══ Excerpt ══

HSE confirms hundreds of women got incorrect information in CervicalCheck letters

The HSE has confirmed around 400 women have received letters from CervicalCheck containing incorrect information.

HSE confirms hundreds of women got incorrect information in CervicalCheck letters

The HSE has confirmed around 400 women have received letters from CervicalCheck containing incorrect information.

Around 800 women, whose repeat smear test results were delayed for months, got a letter this week telling them their HPV status "remained negative".

However, half of the women should have been told their status "remained positive".

The HSE has apologised for "any confusion or distress" the mistake may have caused.

A review found that more than 4,080 women had delayed HPV test results communicated to them as a result of an IT problem in a US diagnostics lab, which was contracted by the HSE.

The Irish Examiner asked the HSE if any further backlog is anticipated as the situation of delayed letters is addressed.

"No. The IT system that was at the root of the problem has now been successfully brought online and women’s results have begun to issue automatically to GPs, while women have begun to receive automatic letters of result notification from CervicalCheck," a spokeswoman from the HSE said.

No backlog will be created as a result of this issue. However, some duplicate results may be sent to GPs for the same cervical screening test; we will alert GPs of this.

Last Tuesday Professor Brian MacCraith launched his independent rapid review into the latest CervicalCheck error. The IT failure, which saw thousands of result letters being delayed, was made public on July 11.

═══
══ Information ══

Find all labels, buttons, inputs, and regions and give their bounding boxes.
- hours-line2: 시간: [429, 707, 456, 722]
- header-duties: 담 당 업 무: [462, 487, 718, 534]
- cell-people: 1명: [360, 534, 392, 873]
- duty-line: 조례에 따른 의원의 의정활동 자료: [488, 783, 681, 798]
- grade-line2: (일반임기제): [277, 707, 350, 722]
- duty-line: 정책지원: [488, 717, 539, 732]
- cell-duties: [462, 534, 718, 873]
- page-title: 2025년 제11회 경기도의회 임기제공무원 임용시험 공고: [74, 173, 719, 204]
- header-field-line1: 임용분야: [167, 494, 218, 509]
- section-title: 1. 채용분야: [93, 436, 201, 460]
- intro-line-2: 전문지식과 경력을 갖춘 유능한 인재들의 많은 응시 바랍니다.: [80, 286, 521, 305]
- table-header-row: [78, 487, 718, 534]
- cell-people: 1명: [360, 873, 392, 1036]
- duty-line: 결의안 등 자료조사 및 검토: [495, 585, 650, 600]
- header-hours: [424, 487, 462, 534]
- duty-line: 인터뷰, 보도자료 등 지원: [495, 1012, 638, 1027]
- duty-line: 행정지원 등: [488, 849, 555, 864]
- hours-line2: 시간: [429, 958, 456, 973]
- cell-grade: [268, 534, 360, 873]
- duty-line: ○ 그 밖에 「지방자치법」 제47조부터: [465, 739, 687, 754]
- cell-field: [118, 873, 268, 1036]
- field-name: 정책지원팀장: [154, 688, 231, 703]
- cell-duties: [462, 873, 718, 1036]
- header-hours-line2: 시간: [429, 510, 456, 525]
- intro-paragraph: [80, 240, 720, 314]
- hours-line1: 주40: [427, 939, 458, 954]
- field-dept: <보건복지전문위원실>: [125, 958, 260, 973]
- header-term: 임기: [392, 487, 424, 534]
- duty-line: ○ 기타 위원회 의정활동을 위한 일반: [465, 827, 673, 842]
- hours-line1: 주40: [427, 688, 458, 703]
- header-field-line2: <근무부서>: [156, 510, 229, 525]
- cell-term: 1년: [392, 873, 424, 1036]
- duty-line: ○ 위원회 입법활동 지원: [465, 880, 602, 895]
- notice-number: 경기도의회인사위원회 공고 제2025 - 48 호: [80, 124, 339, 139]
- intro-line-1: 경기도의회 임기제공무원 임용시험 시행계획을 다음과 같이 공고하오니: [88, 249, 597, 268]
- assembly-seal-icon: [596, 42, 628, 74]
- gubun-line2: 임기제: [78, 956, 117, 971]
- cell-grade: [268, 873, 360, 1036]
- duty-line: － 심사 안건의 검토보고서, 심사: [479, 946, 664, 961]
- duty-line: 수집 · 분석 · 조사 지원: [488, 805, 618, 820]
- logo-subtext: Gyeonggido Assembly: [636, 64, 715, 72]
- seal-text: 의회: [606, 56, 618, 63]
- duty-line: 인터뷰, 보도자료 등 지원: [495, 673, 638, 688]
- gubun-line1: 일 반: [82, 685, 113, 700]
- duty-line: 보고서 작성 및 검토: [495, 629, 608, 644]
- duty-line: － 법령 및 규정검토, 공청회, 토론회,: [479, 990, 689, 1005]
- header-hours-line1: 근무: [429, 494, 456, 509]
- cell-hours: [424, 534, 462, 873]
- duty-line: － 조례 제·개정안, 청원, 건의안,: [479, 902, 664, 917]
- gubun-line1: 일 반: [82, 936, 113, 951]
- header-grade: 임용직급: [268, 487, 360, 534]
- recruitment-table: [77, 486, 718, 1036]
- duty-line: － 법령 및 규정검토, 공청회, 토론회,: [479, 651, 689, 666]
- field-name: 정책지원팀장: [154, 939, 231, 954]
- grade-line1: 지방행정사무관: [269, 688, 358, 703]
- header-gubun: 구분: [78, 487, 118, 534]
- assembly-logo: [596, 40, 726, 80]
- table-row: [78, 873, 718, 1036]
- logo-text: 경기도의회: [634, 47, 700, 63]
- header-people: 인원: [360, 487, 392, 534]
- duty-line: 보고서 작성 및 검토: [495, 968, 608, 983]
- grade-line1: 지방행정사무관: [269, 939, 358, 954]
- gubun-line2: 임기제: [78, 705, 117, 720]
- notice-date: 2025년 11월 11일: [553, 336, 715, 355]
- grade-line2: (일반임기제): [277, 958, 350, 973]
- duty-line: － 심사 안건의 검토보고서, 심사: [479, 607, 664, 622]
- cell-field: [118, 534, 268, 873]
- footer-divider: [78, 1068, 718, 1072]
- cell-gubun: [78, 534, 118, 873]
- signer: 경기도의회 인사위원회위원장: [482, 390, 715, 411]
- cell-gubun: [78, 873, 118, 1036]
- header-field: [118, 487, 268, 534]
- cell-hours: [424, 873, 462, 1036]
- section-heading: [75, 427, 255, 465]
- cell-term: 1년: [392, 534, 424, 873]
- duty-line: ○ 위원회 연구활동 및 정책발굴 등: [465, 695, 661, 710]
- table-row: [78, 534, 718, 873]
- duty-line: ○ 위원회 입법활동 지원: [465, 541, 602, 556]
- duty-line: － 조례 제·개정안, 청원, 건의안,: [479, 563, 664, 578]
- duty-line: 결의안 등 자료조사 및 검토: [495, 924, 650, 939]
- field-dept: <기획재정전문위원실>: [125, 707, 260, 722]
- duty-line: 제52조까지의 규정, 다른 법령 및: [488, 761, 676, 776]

═══

§ Directions
Summarize the article in two sentences. The rows are separate material, apart from the article.

§ Solved problem
The HSE has confirmed that about 400 of the roughly 800 women who received CervicalCheck letters this week saying their HPV status "remained negative" should have been told it "remained positive," and it has apologized for any confusion or distress. A review found that more than 4,080 women had delayed HPV test results because of an IT problem at a US diagnostics lab contracted by the HSE, which says the system is now online and no backlog will result.